> Passage for review
++++

Actifio came out of stealth mode today and introduced a set of products under the umbrella term “data management virtualization” (DMV): Actifio DP (data protection), Actifio DR (disaster recovery) and Actifio BC (business continuity).

According to Actifio president and CEO Ash Ashutosh, the company’s goal is to simplify the overall data management process with a unified suite of software. “The paradigm we’re applying to data management is analogous to what virtualization did to servers,” says Ashutosh.
Compared to buying, deploying and maintaining separate silos of data protection point products from multiple vendors, the company claims to be able to reduce data management costs by as much as 90%. However, list pricing starts at $200,000 for a configuration with Actifio DP that can manage 5TB of data. The software is packaged in x86 appliances that can scale to eight servers per cluster

Ashutosh says that the trends leading up to the DMV concept were server virtualization (which created storage bottlenecks), backup to disk, and the commoditization of storage. Actifio’s appliances and software virtualize the underlying storage technology and can be used with any vendor’s storage devices. In effect, data management is de-coupled from the underlying storage.

++++

> Recorded data

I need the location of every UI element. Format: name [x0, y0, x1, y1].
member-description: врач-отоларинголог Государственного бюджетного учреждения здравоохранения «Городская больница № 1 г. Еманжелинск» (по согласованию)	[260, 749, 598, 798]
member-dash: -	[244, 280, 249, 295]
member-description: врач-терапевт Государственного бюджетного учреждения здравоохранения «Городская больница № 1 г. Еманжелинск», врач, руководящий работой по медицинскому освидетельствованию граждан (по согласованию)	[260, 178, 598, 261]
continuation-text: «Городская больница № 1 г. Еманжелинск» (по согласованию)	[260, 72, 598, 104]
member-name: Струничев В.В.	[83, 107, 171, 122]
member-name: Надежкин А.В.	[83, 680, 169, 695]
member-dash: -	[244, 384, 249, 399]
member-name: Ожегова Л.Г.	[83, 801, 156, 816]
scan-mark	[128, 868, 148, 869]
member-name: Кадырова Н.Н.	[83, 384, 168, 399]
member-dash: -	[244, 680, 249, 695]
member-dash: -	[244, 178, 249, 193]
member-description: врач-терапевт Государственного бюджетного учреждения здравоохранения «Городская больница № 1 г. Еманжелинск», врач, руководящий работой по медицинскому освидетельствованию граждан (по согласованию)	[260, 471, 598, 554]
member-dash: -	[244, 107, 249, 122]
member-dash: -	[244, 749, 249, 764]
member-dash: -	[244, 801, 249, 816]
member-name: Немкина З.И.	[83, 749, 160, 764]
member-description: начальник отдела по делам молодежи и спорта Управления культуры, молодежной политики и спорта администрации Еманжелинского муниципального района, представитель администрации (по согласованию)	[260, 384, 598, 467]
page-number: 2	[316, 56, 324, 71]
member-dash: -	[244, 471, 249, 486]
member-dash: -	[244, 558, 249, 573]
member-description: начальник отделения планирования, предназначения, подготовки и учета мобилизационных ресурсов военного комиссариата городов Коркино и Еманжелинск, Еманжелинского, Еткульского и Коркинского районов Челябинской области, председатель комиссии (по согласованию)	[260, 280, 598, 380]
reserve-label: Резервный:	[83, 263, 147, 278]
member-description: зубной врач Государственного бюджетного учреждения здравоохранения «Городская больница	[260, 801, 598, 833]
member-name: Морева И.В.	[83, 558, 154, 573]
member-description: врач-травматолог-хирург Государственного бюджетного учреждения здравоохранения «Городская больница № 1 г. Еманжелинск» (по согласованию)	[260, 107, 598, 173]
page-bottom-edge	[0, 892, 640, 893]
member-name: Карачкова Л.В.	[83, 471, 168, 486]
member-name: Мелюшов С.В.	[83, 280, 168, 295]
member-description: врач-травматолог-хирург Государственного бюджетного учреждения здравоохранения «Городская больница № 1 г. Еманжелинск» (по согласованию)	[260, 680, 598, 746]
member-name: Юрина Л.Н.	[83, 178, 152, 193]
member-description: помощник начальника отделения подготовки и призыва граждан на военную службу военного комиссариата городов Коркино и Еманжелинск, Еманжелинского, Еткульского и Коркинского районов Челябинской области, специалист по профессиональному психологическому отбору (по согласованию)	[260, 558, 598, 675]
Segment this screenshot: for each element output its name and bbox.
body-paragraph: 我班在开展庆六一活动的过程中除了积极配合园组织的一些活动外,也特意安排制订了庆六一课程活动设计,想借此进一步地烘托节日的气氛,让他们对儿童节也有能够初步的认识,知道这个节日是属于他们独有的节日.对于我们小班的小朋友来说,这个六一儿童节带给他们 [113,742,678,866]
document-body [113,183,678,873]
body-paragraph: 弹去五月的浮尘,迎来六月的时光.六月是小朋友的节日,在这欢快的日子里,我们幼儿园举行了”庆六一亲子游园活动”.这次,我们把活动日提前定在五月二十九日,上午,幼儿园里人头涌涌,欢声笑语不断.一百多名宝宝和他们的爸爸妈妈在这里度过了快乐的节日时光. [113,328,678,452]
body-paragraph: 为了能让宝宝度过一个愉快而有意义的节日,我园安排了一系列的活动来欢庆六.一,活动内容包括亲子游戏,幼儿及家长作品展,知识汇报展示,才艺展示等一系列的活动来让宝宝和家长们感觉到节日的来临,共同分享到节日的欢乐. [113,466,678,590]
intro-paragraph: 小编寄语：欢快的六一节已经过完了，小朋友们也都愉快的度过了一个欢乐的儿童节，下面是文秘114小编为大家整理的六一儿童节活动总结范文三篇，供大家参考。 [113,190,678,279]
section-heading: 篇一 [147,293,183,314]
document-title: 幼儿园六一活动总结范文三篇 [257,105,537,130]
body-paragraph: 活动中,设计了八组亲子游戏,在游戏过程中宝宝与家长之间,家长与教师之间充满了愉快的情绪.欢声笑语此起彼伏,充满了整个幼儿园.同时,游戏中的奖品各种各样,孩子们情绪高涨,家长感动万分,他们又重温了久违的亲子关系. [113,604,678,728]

++++

> What this task involves
Please list every product Actifio introduced in the Actifio announcement above, with the function given for each.

> Solution for this exercise
- Actifio DP: data protection
- Actifio DR: disaster recovery
- Actifio BC: business continuity